**What is being asked**
Gather the lines that hold the string "provozu".

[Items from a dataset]
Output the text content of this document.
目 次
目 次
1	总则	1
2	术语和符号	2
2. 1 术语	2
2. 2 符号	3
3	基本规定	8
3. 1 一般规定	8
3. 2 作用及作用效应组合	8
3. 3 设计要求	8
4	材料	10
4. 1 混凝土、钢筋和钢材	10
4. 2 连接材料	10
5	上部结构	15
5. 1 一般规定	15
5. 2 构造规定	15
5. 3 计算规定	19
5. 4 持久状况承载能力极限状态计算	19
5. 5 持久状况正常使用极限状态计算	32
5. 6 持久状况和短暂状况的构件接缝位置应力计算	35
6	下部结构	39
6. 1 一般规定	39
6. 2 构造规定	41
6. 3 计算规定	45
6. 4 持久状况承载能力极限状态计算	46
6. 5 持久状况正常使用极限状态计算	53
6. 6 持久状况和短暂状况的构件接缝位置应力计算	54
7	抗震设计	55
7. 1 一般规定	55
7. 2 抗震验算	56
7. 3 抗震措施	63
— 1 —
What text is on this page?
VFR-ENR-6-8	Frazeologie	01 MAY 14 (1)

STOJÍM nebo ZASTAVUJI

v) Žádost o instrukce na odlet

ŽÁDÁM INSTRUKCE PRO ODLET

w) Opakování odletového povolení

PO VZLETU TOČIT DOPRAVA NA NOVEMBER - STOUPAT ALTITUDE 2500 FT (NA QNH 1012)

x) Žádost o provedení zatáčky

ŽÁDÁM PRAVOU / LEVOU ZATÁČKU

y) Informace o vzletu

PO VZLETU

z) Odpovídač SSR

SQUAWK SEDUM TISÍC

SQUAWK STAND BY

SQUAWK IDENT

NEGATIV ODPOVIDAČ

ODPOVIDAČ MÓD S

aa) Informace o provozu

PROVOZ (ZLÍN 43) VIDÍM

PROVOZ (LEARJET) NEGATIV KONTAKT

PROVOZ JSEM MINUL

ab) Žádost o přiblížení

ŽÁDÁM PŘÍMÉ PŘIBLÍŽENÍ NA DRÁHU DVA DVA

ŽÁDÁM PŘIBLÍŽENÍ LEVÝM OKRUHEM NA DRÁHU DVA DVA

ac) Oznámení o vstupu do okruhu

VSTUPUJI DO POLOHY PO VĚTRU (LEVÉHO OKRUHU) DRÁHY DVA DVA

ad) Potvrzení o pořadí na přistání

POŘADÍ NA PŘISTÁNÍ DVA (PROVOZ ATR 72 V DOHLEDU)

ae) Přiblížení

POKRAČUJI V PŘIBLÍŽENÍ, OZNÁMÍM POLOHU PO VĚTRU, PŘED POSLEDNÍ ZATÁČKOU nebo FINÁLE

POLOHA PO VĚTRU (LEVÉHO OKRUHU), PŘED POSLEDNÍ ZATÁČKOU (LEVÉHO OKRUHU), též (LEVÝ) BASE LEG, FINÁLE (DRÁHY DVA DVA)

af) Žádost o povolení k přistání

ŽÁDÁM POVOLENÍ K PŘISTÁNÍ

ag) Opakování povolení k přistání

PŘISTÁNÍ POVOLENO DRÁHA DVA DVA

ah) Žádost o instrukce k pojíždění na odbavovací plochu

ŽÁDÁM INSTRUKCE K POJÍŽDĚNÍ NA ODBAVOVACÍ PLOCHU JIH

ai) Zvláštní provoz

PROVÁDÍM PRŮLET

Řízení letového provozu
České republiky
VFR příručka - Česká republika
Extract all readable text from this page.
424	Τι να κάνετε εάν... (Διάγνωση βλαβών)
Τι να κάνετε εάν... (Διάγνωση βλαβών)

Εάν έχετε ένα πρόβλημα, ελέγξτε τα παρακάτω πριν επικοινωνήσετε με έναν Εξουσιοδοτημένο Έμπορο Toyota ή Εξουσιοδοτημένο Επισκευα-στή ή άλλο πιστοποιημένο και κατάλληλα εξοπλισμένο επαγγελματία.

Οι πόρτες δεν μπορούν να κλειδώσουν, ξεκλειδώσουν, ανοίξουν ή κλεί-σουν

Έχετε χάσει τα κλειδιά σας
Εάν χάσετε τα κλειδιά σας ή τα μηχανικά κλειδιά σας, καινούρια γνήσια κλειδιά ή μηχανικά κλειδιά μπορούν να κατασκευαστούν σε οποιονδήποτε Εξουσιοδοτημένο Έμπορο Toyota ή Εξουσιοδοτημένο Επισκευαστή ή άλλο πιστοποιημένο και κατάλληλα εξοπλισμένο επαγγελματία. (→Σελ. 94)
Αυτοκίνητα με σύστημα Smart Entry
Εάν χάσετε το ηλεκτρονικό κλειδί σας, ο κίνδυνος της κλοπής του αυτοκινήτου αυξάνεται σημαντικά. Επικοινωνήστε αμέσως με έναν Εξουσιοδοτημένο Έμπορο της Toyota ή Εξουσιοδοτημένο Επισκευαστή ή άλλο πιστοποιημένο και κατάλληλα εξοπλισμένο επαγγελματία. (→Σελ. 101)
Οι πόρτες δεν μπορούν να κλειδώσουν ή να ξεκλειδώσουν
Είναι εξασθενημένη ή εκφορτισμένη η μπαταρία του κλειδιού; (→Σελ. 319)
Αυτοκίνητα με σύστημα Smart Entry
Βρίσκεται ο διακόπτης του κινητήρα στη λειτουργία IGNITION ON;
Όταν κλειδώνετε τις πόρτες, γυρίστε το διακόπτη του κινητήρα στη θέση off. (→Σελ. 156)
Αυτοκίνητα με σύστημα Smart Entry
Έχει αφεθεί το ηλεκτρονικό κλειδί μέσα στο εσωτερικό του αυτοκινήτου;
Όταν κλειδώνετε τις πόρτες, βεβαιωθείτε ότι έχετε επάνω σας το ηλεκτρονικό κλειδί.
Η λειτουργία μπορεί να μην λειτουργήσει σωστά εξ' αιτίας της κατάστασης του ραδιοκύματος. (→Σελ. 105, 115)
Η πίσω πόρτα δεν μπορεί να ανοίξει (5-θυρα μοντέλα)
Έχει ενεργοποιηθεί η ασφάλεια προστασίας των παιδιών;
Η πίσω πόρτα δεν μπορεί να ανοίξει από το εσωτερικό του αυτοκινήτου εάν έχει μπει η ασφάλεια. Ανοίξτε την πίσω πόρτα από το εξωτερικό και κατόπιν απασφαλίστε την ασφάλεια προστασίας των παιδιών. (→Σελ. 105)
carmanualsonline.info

**Answer in full**
aa) Informace o provozu
Řízení letového provozu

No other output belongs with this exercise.